» ENTRIES PROVIDED
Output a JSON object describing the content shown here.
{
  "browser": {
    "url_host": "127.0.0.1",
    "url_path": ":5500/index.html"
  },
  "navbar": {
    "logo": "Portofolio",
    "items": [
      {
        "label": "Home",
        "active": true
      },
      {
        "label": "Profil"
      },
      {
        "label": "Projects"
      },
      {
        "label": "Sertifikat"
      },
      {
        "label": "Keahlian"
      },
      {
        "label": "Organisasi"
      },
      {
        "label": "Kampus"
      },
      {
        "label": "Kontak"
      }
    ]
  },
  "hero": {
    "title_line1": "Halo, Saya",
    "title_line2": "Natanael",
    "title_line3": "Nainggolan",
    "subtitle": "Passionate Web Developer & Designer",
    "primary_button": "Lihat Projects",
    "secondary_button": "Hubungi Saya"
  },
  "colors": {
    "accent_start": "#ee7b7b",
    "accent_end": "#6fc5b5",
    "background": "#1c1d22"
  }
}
...
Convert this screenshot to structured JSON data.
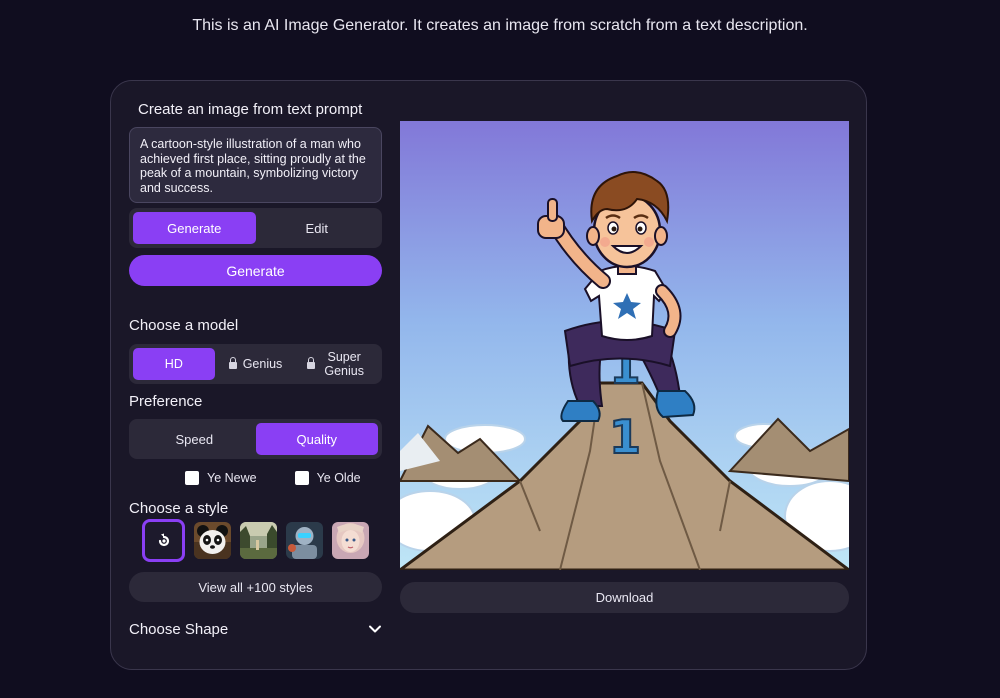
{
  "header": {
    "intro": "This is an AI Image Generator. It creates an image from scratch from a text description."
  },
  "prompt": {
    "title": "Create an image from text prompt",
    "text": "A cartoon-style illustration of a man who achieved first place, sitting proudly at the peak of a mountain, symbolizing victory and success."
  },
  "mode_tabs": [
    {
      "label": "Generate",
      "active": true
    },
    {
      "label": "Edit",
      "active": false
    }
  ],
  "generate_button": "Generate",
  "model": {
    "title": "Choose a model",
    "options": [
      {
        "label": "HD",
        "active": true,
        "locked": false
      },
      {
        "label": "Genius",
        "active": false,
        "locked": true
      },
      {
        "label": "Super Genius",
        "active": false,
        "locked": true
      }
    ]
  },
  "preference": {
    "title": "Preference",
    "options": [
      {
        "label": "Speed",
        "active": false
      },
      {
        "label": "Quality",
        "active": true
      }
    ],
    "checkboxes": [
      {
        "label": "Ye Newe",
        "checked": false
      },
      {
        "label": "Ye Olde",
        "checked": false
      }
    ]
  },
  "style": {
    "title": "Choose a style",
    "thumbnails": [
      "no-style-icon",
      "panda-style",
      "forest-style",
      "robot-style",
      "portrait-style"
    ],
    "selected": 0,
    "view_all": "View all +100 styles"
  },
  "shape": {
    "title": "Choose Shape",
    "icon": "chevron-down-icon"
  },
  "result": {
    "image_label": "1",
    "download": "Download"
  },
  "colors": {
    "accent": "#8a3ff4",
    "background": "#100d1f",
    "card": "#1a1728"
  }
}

» EXERCISE
Collect each line above holding the string "Generate".

» COMPLETE RESPONSE
      "label": "Generate",
  "generate_button": "Generate",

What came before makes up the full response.